▶ What is being asked: Rewrite every item with "First Come First Serve" changed to "First Come, First Served", keeping everything else as it is. Omit the pictures from your answer.

▶ Supplied data:
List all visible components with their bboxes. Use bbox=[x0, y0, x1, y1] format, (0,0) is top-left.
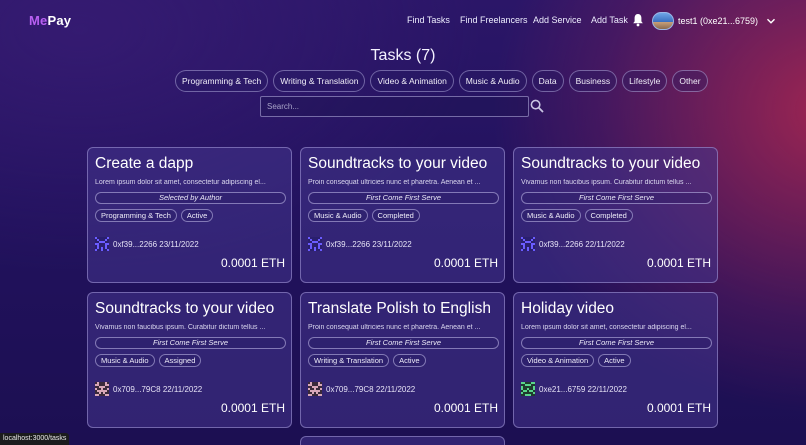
category-other[interactable]: Other bbox=[672, 70, 708, 92]
task-owner: 0xf39...2266 23/11/2022 bbox=[308, 237, 412, 251]
task-title: Translate Polish to English bbox=[308, 300, 491, 317]
selection-method-badge: Selected by Author bbox=[95, 192, 286, 204]
category-data[interactable]: Data bbox=[531, 70, 564, 92]
owner-and-date: 0x709...79C8 22/11/2022 bbox=[326, 384, 416, 394]
task-price: 0.0001 ETH bbox=[433, 401, 498, 415]
task-owner: 0x709...79C8 22/11/2022 bbox=[95, 382, 202, 396]
identicon-icon bbox=[308, 237, 322, 251]
task-card-partial[interactable] bbox=[300, 436, 505, 445]
owner-and-date: 0xf39...2266 23/11/2022 bbox=[113, 239, 199, 249]
category-tag: Programming & Tech bbox=[95, 209, 177, 222]
category-lifestyle[interactable]: Lifestyle bbox=[622, 70, 668, 92]
status-badge: Assigned bbox=[158, 354, 202, 367]
task-tags: Music & Audio Completed bbox=[521, 209, 633, 222]
status-badge: Active bbox=[393, 354, 426, 367]
category-music-audio[interactable]: Music & Audio bbox=[458, 70, 527, 92]
task-card[interactable]: Create a dapp Lorem ipsum dolor sit amet… bbox=[87, 147, 292, 283]
selection-method-badge: First Come First Serve bbox=[308, 192, 499, 204]
owner-and-date: 0xf39...2266 23/11/2022 bbox=[326, 239, 412, 249]
chevron-down-icon bbox=[767, 18, 776, 24]
identicon-icon bbox=[521, 237, 535, 251]
task-description: Vivamus non faucibus ipsum. Curabitur di… bbox=[95, 324, 266, 331]
task-price: 0.0001 ETH bbox=[646, 256, 711, 270]
owner-and-date: 0xe21...6759 22/11/2022 bbox=[539, 384, 627, 394]
task-tags: Music & Audio Assigned bbox=[95, 354, 202, 367]
nav-link-find-freelancers[interactable]: Find Freelancers bbox=[460, 15, 528, 25]
nav-link-add-task[interactable]: Add Task bbox=[591, 15, 628, 25]
page-title: Tasks (7) bbox=[370, 47, 436, 64]
task-price: 0.0001 ETH bbox=[646, 401, 711, 415]
status-badge: Completed bbox=[371, 209, 420, 222]
category-programming-tech[interactable]: Programming & Tech bbox=[175, 70, 269, 92]
task-description: Lorem ipsum dolor sit amet, consectetur … bbox=[521, 324, 692, 331]
task-card[interactable]: Soundtracks to your video Vivamus non fa… bbox=[513, 147, 718, 283]
task-description: Proin consequat ultricies nunc et pharet… bbox=[308, 324, 481, 331]
logo-me: Me bbox=[29, 13, 48, 28]
task-tags: Writing & Translation Active bbox=[308, 354, 426, 367]
status-badge: Active bbox=[180, 209, 214, 222]
task-card[interactable]: Soundtracks to your video Vivamus non fa… bbox=[87, 292, 292, 428]
task-description: Lorem ipsum dolor sit amet, consectetur … bbox=[95, 179, 266, 186]
mepay-logo[interactable]: MePay bbox=[29, 13, 71, 28]
task-tags: Programming & Tech Active bbox=[95, 209, 214, 222]
task-price: 0.0001 ETH bbox=[220, 256, 285, 270]
category-filters: Programming & Tech Writing & Translation… bbox=[175, 70, 708, 92]
task-tags: Music & Audio Completed bbox=[308, 209, 420, 222]
selection-method-badge: First Come First Serve bbox=[308, 337, 499, 349]
task-card[interactable]: Soundtracks to your video Proin consequa… bbox=[300, 147, 505, 283]
task-price: 0.0001 ETH bbox=[220, 401, 285, 415]
owner-and-date: 0x709...79C8 22/11/2022 bbox=[113, 384, 203, 394]
task-owner: 0x709...79C8 22/11/2022 bbox=[308, 382, 415, 396]
task-owner: 0xf39...2266 22/11/2022 bbox=[521, 237, 625, 251]
logo-pay: Pay bbox=[47, 13, 72, 28]
category-tag: Music & Audio bbox=[521, 209, 581, 222]
task-title: Holiday video bbox=[521, 300, 615, 317]
task-title: Create a dapp bbox=[95, 155, 194, 172]
category-tag: Music & Audio bbox=[308, 209, 368, 222]
task-title: Soundtracks to your video bbox=[95, 300, 275, 317]
status-badge: Active bbox=[598, 354, 631, 367]
task-card[interactable]: Holiday video Lorem ipsum dolor sit amet… bbox=[513, 292, 718, 428]
identicon-icon bbox=[521, 382, 535, 396]
user-label: test1 (0xe21...6759) bbox=[678, 16, 759, 26]
search-icon[interactable] bbox=[530, 99, 544, 113]
task-price: 0.0001 ETH bbox=[433, 256, 498, 270]
top-navbar: MePay Find Tasks Find Freelancers Add Se… bbox=[0, 0, 806, 42]
search-input[interactable] bbox=[260, 96, 529, 117]
category-video-animation[interactable]: Video & Animation bbox=[370, 70, 454, 92]
task-description: Proin consequat ultricies nunc et pharet… bbox=[308, 179, 481, 186]
identicon-icon bbox=[308, 382, 322, 396]
user-menu[interactable]: test1 (0xe21...6759) bbox=[652, 11, 776, 31]
task-owner: 0xe21...6759 22/11/2022 bbox=[521, 382, 627, 396]
identicon-icon bbox=[95, 237, 109, 251]
task-tags: Video & Animation Active bbox=[521, 354, 631, 367]
selection-method-badge: First Come First Serve bbox=[95, 337, 286, 349]
task-title: Soundtracks to your video bbox=[521, 155, 701, 172]
category-tag: Music & Audio bbox=[95, 354, 155, 367]
category-business[interactable]: Business bbox=[568, 70, 618, 92]
avatar bbox=[652, 12, 674, 30]
status-badge: Completed bbox=[584, 209, 633, 222]
browser-status-url: localhost:3000/tasks bbox=[0, 433, 70, 445]
identicon-icon bbox=[95, 382, 109, 396]
nav-link-add-service[interactable]: Add Service bbox=[533, 15, 582, 25]
selection-method-badge: First Come First Serve bbox=[521, 337, 712, 349]
task-owner: 0xf39...2266 23/11/2022 bbox=[95, 237, 199, 251]
task-description: Vivamus non faucibus ipsum. Curabitur di… bbox=[521, 179, 692, 186]
bell-icon[interactable] bbox=[632, 13, 644, 27]
task-title: Soundtracks to your video bbox=[308, 155, 488, 172]
owner-and-date: 0xf39...2266 22/11/2022 bbox=[539, 239, 625, 249]
category-writing-translation[interactable]: Writing & Translation bbox=[273, 70, 366, 92]
nav-link-find-tasks[interactable]: Find Tasks bbox=[407, 15, 450, 25]
selection-method-badge: First Come First Serve bbox=[521, 192, 712, 204]
category-tag: Writing & Translation bbox=[308, 354, 390, 367]
category-tag: Video & Animation bbox=[521, 354, 595, 367]
task-card[interactable]: Translate Polish to English Proin conseq… bbox=[300, 292, 505, 428]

▶ The reply:
List all visible components with their bboxes. Use bbox=[x0, y0, x1, y1] format, (0,0) is top-left.
category-other[interactable]: Other bbox=[672, 70, 708, 92]
task-owner: 0xf39...2266 23/11/2022 bbox=[308, 237, 412, 251]
task-title: Translate Polish to English bbox=[308, 300, 491, 317]
selection-method-badge: Selected by Author bbox=[95, 192, 286, 204]
category-data[interactable]: Data bbox=[531, 70, 564, 92]
owner-and-date: 0x709...79C8 22/11/2022 bbox=[326, 384, 416, 394]
task-price: 0.0001 ETH bbox=[433, 401, 498, 415]
task-owner: 0x709...79C8 22/11/2022 bbox=[95, 382, 202, 396]
identicon-icon bbox=[308, 237, 322, 251]
task-card-partial[interactable] bbox=[300, 436, 505, 445]
owner-and-date: 0xf39...2266 23/11/2022 bbox=[113, 239, 199, 249]
category-tag: Programming & Tech bbox=[95, 209, 177, 222]
category-lifestyle[interactable]: Lifestyle bbox=[622, 70, 668, 92]
status-badge: Assigned bbox=[158, 354, 202, 367]
task-tags: Music & Audio Completed bbox=[521, 209, 633, 222]
status-badge: Active bbox=[393, 354, 426, 367]
category-music-audio[interactable]: Music & Audio bbox=[458, 70, 527, 92]
task-card[interactable]: Create a dapp Lorem ipsum dolor sit amet… bbox=[87, 147, 292, 283]
selection-method-badge: First Come, First Served bbox=[308, 192, 499, 204]
owner-and-date: 0xf39...2266 23/11/2022 bbox=[326, 239, 412, 249]
chevron-down-icon bbox=[767, 18, 776, 24]
identicon-icon bbox=[521, 237, 535, 251]
task-description: Vivamus non faucibus ipsum. Curabitur di… bbox=[95, 324, 266, 331]
task-price: 0.0001 ETH bbox=[646, 256, 711, 270]
owner-and-date: 0xe21...6759 22/11/2022 bbox=[539, 384, 627, 394]
task-tags: Music & Audio Assigned bbox=[95, 354, 202, 367]
nav-link-find-freelancers[interactable]: Find Freelancers bbox=[460, 15, 528, 25]
nav-link-add-task[interactable]: Add Task bbox=[591, 15, 628, 25]
page-title: Tasks (7) bbox=[370, 47, 436, 64]
task-price: 0.0001 ETH bbox=[646, 401, 711, 415]
status-badge: Completed bbox=[371, 209, 420, 222]
category-programming-tech[interactable]: Programming & Tech bbox=[175, 70, 269, 92]
task-description: Lorem ipsum dolor sit amet, consectetur … bbox=[521, 324, 692, 331]
task-card[interactable]: Soundtracks to your video Vivamus non fa… bbox=[513, 147, 718, 283]
task-description: Proin consequat ultricies nunc et pharet… bbox=[308, 324, 481, 331]
logo-me: Me bbox=[29, 13, 48, 28]
task-tags: Writing & Translation Active bbox=[308, 354, 426, 367]
status-badge: Active bbox=[180, 209, 214, 222]
task-card[interactable]: Soundtracks to your video Vivamus non fa… bbox=[87, 292, 292, 428]
task-description: Lorem ipsum dolor sit amet, consectetur … bbox=[95, 179, 266, 186]
mepay-logo[interactable]: MePay bbox=[29, 13, 71, 28]
task-tags: Programming & Tech Active bbox=[95, 209, 214, 222]
task-price: 0.0001 ETH bbox=[220, 256, 285, 270]
category-filters: Programming & Tech Writing & Translation… bbox=[175, 70, 708, 92]
task-tags: Music & Audio Completed bbox=[308, 209, 420, 222]
selection-method-badge: First Come, First Served bbox=[308, 337, 499, 349]
task-card[interactable]: Soundtracks to your video Proin consequa… bbox=[300, 147, 505, 283]
task-price: 0.0001 ETH bbox=[220, 401, 285, 415]
owner-and-date: 0x709...79C8 22/11/2022 bbox=[113, 384, 203, 394]
task-owner: 0x709...79C8 22/11/2022 bbox=[308, 382, 415, 396]
task-owner: 0xf39...2266 22/11/2022 bbox=[521, 237, 625, 251]
logo-pay: Pay bbox=[47, 13, 72, 28]
category-tag: Music & Audio bbox=[521, 209, 581, 222]
task-title: Holiday video bbox=[521, 300, 615, 317]
task-title: Create a dapp bbox=[95, 155, 194, 172]
category-tag: Music & Audio bbox=[308, 209, 368, 222]
task-title: Soundtracks to your video bbox=[95, 300, 275, 317]
status-badge: Active bbox=[598, 354, 631, 367]
task-card[interactable]: Holiday video Lorem ipsum dolor sit amet… bbox=[513, 292, 718, 428]
identicon-icon bbox=[521, 382, 535, 396]
user-label: test1 (0xe21...6759) bbox=[678, 16, 759, 26]
search-icon[interactable] bbox=[530, 99, 544, 113]
task-price: 0.0001 ETH bbox=[433, 256, 498, 270]
top-navbar: MePay Find Tasks Find Freelancers Add Se… bbox=[0, 0, 806, 42]
search-input[interactable] bbox=[260, 96, 529, 117]
category-video-animation[interactable]: Video & Animation bbox=[370, 70, 454, 92]
task-description: Proin consequat ultricies nunc et pharet… bbox=[308, 179, 481, 186]
identicon-icon bbox=[308, 382, 322, 396]
user-menu[interactable]: test1 (0xe21...6759) bbox=[652, 11, 776, 31]
task-owner: 0xe21...6759 22/11/2022 bbox=[521, 382, 627, 396]
identicon-icon bbox=[95, 237, 109, 251]
task-tags: Video & Animation Active bbox=[521, 354, 631, 367]
selection-method-badge: First Come, First Served bbox=[95, 337, 286, 349]
task-title: Soundtracks to your video bbox=[521, 155, 701, 172]
category-tag: Music & Audio bbox=[95, 354, 155, 367]
category-business[interactable]: Business bbox=[568, 70, 618, 92]
avatar bbox=[652, 12, 674, 30]
status-badge: Completed bbox=[584, 209, 633, 222]
browser-status-url: localhost:3000/tasks bbox=[0, 433, 70, 445]
identicon-icon bbox=[95, 382, 109, 396]
nav-link-add-service[interactable]: Add Service bbox=[533, 15, 582, 25]
selection-method-badge: First Come, First Served bbox=[521, 337, 712, 349]
task-owner: 0xf39...2266 23/11/2022 bbox=[95, 237, 199, 251]
task-description: Vivamus non faucibus ipsum. Curabitur di… bbox=[521, 179, 692, 186]
bell-icon[interactable] bbox=[632, 13, 644, 27]
task-title: Soundtracks to your video bbox=[308, 155, 488, 172]
owner-and-date: 0xf39...2266 22/11/2022 bbox=[539, 239, 625, 249]
category-writing-translation[interactable]: Writing & Translation bbox=[273, 70, 366, 92]
nav-link-find-tasks[interactable]: Find Tasks bbox=[407, 15, 450, 25]
selection-method-badge: First Come, First Served bbox=[521, 192, 712, 204]
category-tag: Writing & Translation bbox=[308, 354, 390, 367]
category-tag: Video & Animation bbox=[521, 354, 595, 367]
task-card[interactable]: Translate Polish to English Proin conseq… bbox=[300, 292, 505, 428]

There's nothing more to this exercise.